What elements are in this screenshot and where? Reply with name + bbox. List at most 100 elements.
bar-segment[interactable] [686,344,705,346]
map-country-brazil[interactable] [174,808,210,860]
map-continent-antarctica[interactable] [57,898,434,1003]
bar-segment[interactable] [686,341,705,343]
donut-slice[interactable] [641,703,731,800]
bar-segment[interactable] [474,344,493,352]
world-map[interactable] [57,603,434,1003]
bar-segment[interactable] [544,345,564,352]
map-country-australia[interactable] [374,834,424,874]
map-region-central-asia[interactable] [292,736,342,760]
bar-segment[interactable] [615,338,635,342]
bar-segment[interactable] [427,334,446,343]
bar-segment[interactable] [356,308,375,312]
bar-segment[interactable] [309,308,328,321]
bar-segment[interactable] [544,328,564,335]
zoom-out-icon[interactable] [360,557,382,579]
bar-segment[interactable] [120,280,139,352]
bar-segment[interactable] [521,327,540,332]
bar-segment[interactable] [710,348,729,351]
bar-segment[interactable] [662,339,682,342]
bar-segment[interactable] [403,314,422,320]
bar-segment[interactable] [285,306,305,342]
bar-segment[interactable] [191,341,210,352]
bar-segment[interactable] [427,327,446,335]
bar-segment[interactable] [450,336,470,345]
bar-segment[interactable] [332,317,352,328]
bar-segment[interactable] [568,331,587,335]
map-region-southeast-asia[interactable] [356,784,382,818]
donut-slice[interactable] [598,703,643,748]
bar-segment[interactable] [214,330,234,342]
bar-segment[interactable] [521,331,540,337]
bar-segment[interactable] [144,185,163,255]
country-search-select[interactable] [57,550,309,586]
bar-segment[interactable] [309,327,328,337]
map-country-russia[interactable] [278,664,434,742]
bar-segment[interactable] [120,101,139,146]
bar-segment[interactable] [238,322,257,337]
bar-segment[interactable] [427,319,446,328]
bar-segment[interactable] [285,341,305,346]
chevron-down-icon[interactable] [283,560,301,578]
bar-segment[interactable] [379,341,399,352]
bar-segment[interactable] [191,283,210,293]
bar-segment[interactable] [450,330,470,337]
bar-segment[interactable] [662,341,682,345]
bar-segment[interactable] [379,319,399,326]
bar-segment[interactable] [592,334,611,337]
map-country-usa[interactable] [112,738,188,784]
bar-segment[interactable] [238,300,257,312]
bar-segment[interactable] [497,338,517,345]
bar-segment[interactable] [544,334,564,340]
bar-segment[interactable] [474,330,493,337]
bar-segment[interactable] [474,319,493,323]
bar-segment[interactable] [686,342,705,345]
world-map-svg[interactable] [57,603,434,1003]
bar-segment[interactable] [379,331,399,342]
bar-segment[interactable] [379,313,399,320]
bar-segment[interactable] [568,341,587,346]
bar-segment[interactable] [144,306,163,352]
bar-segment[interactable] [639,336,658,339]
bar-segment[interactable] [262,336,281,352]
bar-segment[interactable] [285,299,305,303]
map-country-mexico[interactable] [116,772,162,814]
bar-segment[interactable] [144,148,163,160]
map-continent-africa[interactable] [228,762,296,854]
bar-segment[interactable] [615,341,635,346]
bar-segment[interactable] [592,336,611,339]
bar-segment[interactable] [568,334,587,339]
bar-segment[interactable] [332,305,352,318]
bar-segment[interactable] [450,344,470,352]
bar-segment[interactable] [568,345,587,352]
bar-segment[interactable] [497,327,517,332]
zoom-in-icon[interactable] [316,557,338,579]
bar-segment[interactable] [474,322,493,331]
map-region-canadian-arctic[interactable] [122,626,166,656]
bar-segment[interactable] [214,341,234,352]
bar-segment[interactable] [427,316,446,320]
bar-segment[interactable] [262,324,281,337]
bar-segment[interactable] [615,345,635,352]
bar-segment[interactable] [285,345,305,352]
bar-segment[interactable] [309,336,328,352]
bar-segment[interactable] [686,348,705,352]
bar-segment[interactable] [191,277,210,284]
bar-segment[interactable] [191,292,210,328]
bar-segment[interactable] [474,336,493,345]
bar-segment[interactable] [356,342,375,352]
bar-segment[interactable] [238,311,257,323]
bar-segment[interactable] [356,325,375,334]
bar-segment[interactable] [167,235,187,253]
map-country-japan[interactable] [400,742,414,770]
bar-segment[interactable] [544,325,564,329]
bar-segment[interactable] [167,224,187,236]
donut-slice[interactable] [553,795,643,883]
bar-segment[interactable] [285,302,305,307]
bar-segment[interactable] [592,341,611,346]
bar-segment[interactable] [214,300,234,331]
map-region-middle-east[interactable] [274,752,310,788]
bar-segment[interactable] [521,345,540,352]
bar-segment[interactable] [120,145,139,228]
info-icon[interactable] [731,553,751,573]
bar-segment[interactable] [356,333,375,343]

# # #

• [BRIEF]:
Retype every one of the records above, line for line, with no changes.

• [ANSWER IN FULL]:
What elements are in this screenshot and where? Reply with name + bbox. List at most 100 elements.
bar-segment[interactable] [686,344,705,346]
map-country-brazil[interactable] [174,808,210,860]
map-continent-antarctica[interactable] [57,898,434,1003]
bar-segment[interactable] [686,341,705,343]
donut-slice[interactable] [641,703,731,800]
bar-segment[interactable] [474,344,493,352]
world-map[interactable] [57,603,434,1003]
bar-segment[interactable] [544,345,564,352]
map-country-australia[interactable] [374,834,424,874]
map-region-central-asia[interactable] [292,736,342,760]
bar-segment[interactable] [615,338,635,342]
bar-segment[interactable] [427,334,446,343]
bar-segment[interactable] [356,308,375,312]
bar-segment[interactable] [309,308,328,321]
bar-segment[interactable] [544,328,564,335]
zoom-out-icon[interactable] [360,557,382,579]
bar-segment[interactable] [120,280,139,352]
bar-segment[interactable] [521,327,540,332]
bar-segment[interactable] [710,348,729,351]
bar-segment[interactable] [662,339,682,342]
bar-segment[interactable] [403,314,422,320]
bar-segment[interactable] [285,306,305,342]
bar-segment[interactable] [191,341,210,352]
bar-segment[interactable] [427,327,446,335]
bar-segment[interactable] [450,336,470,345]
bar-segment[interactable] [332,317,352,328]
bar-segment[interactable] [568,331,587,335]
map-region-southeast-asia[interactable] [356,784,382,818]
donut-slice[interactable] [598,703,643,748]
bar-segment[interactable] [214,330,234,342]
bar-segment[interactable] [521,331,540,337]
bar-segment[interactable] [144,185,163,255]
country-search-select[interactable] [57,550,309,586]
bar-segment[interactable] [309,327,328,337]
map-country-russia[interactable] [278,664,434,742]
bar-segment[interactable] [120,101,139,146]
bar-segment[interactable] [238,322,257,337]
bar-segment[interactable] [427,319,446,328]
bar-segment[interactable] [285,341,305,346]
chevron-down-icon[interactable] [283,560,301,578]
bar-segment[interactable] [379,341,399,352]
bar-segment[interactable] [191,283,210,293]
bar-segment[interactable] [450,330,470,337]
bar-segment[interactable] [662,341,682,345]
bar-segment[interactable] [379,319,399,326]
bar-segment[interactable] [592,334,611,337]
map-country-usa[interactable] [112,738,188,784]
bar-segment[interactable] [238,300,257,312]
bar-segment[interactable] [497,338,517,345]
bar-segment[interactable] [544,334,564,340]
bar-segment[interactable] [474,330,493,337]
bar-segment[interactable] [474,319,493,323]
bar-segment[interactable] [686,342,705,345]
world-map-svg[interactable] [57,603,434,1003]
bar-segment[interactable] [379,331,399,342]
bar-segment[interactable] [379,313,399,320]
bar-segment[interactable] [568,341,587,346]
bar-segment[interactable] [144,306,163,352]
bar-segment[interactable] [639,336,658,339]
bar-segment[interactable] [262,336,281,352]
bar-segment[interactable] [285,299,305,303]
map-country-mexico[interactable] [116,772,162,814]
bar-segment[interactable] [144,148,163,160]
map-continent-africa[interactable] [228,762,296,854]
bar-segment[interactable] [615,341,635,346]
bar-segment[interactable] [592,336,611,339]
bar-segment[interactable] [568,334,587,339]
bar-segment[interactable] [332,305,352,318]
bar-segment[interactable] [450,344,470,352]
bar-segment[interactable] [568,345,587,352]
bar-segment[interactable] [497,327,517,332]
zoom-in-icon[interactable] [316,557,338,579]
bar-segment[interactable] [474,322,493,331]
map-region-canadian-arctic[interactable] [122,626,166,656]
bar-segment[interactable] [214,341,234,352]
bar-segment[interactable] [427,316,446,320]
bar-segment[interactable] [262,324,281,337]
bar-segment[interactable] [615,345,635,352]
bar-segment[interactable] [285,345,305,352]
bar-segment[interactable] [309,336,328,352]
bar-segment[interactable] [686,348,705,352]
bar-segment[interactable] [191,277,210,284]
bar-segment[interactable] [191,292,210,328]
bar-segment[interactable] [474,336,493,345]
bar-segment[interactable] [356,342,375,352]
bar-segment[interactable] [238,311,257,323]
bar-segment[interactable] [356,325,375,334]
bar-segment[interactable] [167,235,187,253]
map-country-japan[interactable] [400,742,414,770]
bar-segment[interactable] [544,325,564,329]
bar-segment[interactable] [167,224,187,236]
donut-slice[interactable] [553,795,643,883]
bar-segment[interactable] [285,302,305,307]
bar-segment[interactable] [592,341,611,346]
bar-segment[interactable] [214,300,234,331]
map-region-middle-east[interactable] [274,752,310,788]
bar-segment[interactable] [521,345,540,352]
bar-segment[interactable] [120,145,139,228]
info-icon[interactable] [731,553,751,573]
bar-segment[interactable] [356,333,375,343]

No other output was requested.